-- Start of Material for this exercise --

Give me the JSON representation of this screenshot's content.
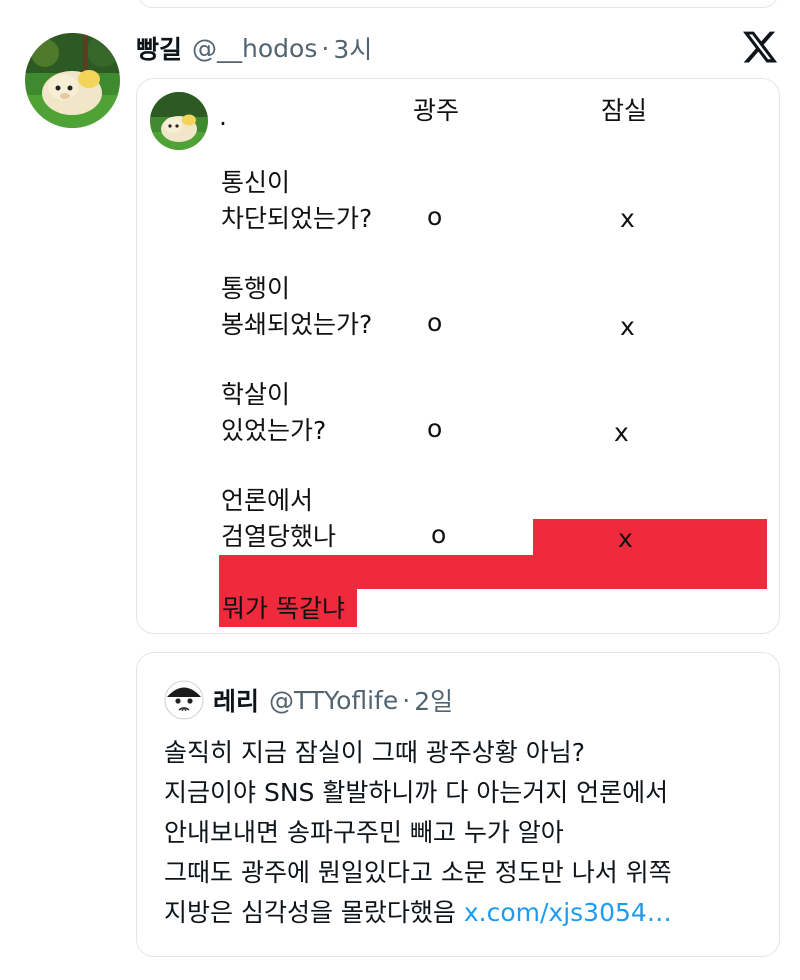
{
  "tweet": {
    "author_name": "빵길",
    "author_handle": "@__hodos",
    "separator": "·",
    "time": "3시",
    "platform_icon": "x-logo-icon"
  },
  "image": {
    "dot": ".",
    "columns": [
      "광주",
      "잠실"
    ],
    "rows": [
      {
        "question_line1": "통신이",
        "question_line2": "차단되었는가?",
        "gwangju": "o",
        "jamsil": "x"
      },
      {
        "question_line1": "통행이",
        "question_line2": "봉쇄되었는가?",
        "gwangju": "o",
        "jamsil": "x"
      },
      {
        "question_line1": "학살이",
        "question_line2": "있었는가?",
        "gwangju": "o",
        "jamsil": "x"
      },
      {
        "question_line1": "언론에서",
        "question_line2": "검열당했나",
        "gwangju": "o",
        "jamsil": "x"
      }
    ],
    "caption": "뭐가 똑같냐",
    "highlight_color": "#ee2a3c"
  },
  "quote": {
    "author_name": "레리",
    "author_handle": "@TTYoflife",
    "separator": "·",
    "time": "2일",
    "lines": [
      "솔직히 지금 잠실이 그때 광주상황 아님?",
      "지금이야 SNS 활발하니까 다 아는거지 언론에서",
      "안내보내면 송파구주민 빼고 누가 알아",
      "그때도 광주에 뭔일있다고 소문 정도만 나서 위쪽"
    ],
    "last_line_text": "지방은 심각성을 몰랐다했음",
    "link_text": "x.com/xjs3054…",
    "link_color": "#1d9bf0"
  }
}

-- End of Material for this exercise --

Stated problem: Give the material again exactly as it is, but keep the pictures out.

Correct answer:
Give me the JSON representation of this screenshot's content.
{
  "tweet": {
    "author_name": "빵길",
    "author_handle": "@__hodos",
    "separator": "·",
    "time": "3시",
    "platform_icon": "x-logo-icon"
  },
  "image": {
    "dot": ".",
    "columns": [
      "광주",
      "잠실"
    ],
    "rows": [
      {
        "question_line1": "통신이",
        "question_line2": "차단되었는가?",
        "gwangju": "o",
        "jamsil": "x"
      },
      {
        "question_line1": "통행이",
        "question_line2": "봉쇄되었는가?",
        "gwangju": "o",
        "jamsil": "x"
      },
      {
        "question_line1": "학살이",
        "question_line2": "있었는가?",
        "gwangju": "o",
        "jamsil": "x"
      },
      {
        "question_line1": "언론에서",
        "question_line2": "검열당했나",
        "gwangju": "o",
        "jamsil": "x"
      }
    ],
    "caption": "뭐가 똑같냐",
    "highlight_color": "#ee2a3c"
  },
  "quote": {
    "author_name": "레리",
    "author_handle": "@TTYoflife",
    "separator": "·",
    "time": "2일",
    "lines": [
      "솔직히 지금 잠실이 그때 광주상황 아님?",
      "지금이야 SNS 활발하니까 다 아는거지 언론에서",
      "안내보내면 송파구주민 빼고 누가 알아",
      "그때도 광주에 뭔일있다고 소문 정도만 나서 위쪽"
    ],
    "last_line_text": "지방은 심각성을 몰랐다했음",
    "link_text": "x.com/xjs3054…",
    "link_color": "#1d9bf0"
  }
}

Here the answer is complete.